EXERCISE OBJECTIVE: Filter this data down to the lines that hold "HEX模式", and copy them.

start DATA FOR THIS TASK

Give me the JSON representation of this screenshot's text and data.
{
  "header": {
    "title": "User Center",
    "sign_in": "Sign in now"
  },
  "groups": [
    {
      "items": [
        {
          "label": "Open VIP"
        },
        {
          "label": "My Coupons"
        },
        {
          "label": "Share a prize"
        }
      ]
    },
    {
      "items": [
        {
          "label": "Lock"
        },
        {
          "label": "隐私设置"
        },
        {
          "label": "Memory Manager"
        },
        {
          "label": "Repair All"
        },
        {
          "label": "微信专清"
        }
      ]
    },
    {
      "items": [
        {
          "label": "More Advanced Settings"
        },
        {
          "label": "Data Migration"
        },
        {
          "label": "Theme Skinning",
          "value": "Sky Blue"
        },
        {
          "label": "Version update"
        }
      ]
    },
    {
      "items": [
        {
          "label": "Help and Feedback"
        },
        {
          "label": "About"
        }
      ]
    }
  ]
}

end DATA FOR THIS TASK
start DATA FOR THIS TASK

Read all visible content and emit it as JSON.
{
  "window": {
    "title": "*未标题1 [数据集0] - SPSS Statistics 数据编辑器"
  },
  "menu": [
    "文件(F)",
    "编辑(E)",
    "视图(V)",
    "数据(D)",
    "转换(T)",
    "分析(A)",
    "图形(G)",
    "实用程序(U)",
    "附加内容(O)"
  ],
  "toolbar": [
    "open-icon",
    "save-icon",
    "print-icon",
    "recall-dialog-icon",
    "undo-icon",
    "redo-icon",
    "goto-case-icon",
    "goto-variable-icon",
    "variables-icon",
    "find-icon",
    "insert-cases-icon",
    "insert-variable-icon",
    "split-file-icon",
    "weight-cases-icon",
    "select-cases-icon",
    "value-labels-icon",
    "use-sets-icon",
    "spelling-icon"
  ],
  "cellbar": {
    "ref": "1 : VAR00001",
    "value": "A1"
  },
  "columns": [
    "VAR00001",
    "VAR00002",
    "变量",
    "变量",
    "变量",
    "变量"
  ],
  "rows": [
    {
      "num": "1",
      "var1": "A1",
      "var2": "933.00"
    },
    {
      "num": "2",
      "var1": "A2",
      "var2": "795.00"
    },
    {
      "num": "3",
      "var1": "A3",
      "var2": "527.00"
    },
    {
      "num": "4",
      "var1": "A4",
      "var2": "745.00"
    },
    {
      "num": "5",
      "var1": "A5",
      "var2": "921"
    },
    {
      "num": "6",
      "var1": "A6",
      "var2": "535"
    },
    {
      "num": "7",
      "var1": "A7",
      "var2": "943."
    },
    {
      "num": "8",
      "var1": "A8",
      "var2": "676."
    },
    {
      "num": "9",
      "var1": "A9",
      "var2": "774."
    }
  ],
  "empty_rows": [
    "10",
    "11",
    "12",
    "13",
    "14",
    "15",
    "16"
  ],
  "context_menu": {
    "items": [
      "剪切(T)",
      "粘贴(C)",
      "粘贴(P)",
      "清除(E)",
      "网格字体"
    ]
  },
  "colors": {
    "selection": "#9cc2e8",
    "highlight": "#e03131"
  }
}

end DATA FOR THIS TASK
start DATA FOR THIS TASK

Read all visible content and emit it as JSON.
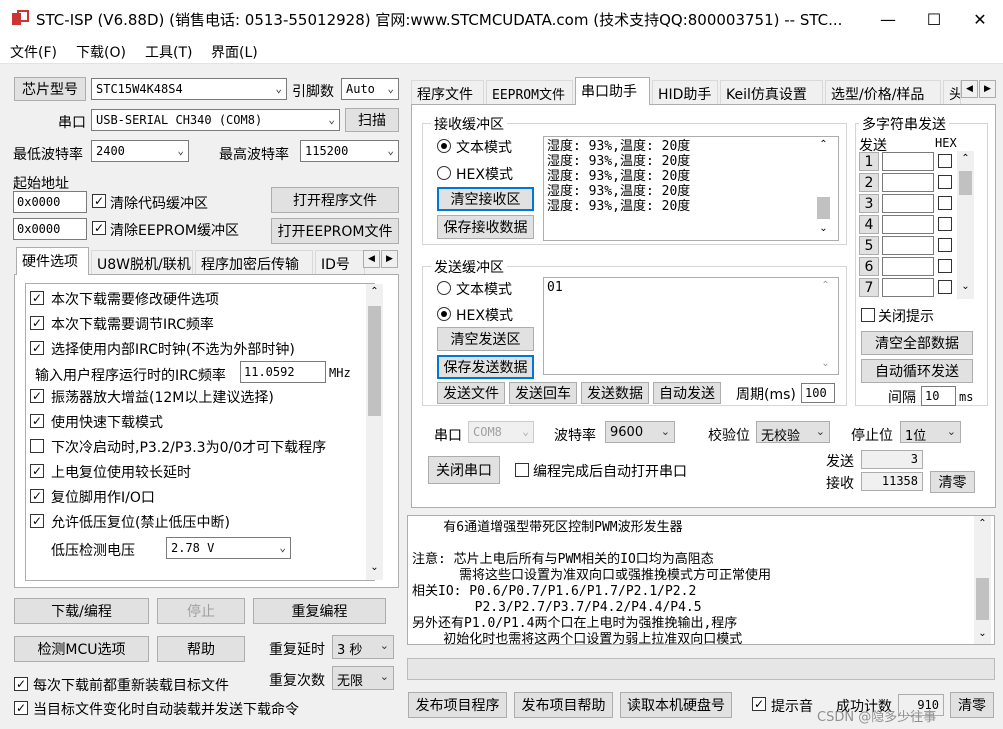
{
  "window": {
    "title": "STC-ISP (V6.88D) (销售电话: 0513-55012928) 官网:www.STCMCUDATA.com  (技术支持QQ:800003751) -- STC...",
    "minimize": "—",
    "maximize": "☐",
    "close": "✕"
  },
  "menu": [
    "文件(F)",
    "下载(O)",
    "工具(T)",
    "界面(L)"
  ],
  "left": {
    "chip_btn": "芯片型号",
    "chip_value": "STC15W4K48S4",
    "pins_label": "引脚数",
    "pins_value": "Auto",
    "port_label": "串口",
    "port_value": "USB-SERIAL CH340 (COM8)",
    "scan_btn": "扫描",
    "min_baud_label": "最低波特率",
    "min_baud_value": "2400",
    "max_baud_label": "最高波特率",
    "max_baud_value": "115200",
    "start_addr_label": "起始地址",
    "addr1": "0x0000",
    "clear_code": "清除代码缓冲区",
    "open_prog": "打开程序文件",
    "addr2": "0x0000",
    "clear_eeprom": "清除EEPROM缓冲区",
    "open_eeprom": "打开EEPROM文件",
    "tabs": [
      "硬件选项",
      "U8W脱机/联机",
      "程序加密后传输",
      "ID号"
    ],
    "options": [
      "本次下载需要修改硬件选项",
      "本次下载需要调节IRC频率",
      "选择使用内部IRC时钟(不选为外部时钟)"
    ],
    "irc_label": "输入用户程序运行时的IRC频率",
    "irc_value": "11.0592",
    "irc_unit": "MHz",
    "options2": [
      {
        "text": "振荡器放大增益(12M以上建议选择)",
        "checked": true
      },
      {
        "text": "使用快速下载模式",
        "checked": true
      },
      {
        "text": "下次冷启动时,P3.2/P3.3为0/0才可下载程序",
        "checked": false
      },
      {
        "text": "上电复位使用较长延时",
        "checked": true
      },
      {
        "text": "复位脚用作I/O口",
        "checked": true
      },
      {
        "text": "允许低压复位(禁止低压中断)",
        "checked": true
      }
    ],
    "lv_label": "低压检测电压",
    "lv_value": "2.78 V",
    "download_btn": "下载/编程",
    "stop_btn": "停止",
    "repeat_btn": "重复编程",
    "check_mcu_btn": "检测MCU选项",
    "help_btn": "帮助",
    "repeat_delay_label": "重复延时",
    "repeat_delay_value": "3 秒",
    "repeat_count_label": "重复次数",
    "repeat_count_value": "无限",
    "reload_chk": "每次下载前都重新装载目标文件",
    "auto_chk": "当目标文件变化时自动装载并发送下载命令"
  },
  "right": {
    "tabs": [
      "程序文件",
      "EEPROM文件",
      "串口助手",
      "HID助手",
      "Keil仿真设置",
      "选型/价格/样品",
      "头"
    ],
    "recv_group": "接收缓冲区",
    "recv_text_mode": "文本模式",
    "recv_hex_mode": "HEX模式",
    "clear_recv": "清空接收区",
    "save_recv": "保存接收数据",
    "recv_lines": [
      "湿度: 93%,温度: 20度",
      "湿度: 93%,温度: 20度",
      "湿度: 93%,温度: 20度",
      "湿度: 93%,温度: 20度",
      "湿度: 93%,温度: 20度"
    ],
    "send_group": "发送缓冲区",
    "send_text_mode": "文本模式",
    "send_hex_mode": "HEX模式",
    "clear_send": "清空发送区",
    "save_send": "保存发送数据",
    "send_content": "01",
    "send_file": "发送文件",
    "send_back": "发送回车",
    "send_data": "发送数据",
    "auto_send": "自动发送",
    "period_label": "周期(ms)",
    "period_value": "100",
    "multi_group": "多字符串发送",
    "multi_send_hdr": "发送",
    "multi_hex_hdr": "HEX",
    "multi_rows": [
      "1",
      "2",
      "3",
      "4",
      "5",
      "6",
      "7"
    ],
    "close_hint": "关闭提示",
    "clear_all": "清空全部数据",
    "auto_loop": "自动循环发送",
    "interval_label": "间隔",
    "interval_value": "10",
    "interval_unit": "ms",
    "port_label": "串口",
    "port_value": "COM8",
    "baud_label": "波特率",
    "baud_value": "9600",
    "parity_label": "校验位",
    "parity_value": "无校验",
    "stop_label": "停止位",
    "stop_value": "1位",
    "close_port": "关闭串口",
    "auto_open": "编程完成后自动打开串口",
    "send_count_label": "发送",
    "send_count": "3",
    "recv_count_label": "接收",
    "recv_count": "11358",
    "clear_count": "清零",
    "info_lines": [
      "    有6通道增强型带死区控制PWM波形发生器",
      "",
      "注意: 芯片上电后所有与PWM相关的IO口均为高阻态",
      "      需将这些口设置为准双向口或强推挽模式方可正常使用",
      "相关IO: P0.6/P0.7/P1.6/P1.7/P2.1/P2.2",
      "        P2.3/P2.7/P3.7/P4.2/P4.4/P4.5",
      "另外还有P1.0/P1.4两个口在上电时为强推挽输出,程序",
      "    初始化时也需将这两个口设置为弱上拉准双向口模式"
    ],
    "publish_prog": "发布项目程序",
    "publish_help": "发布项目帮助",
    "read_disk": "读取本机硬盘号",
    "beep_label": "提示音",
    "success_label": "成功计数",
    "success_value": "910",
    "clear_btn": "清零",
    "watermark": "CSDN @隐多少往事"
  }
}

end DATA FOR THIS TASK

FINISHED ANSWER:
    "recv_hex_mode": "HEX模式",
    "send_hex_mode": "HEX模式",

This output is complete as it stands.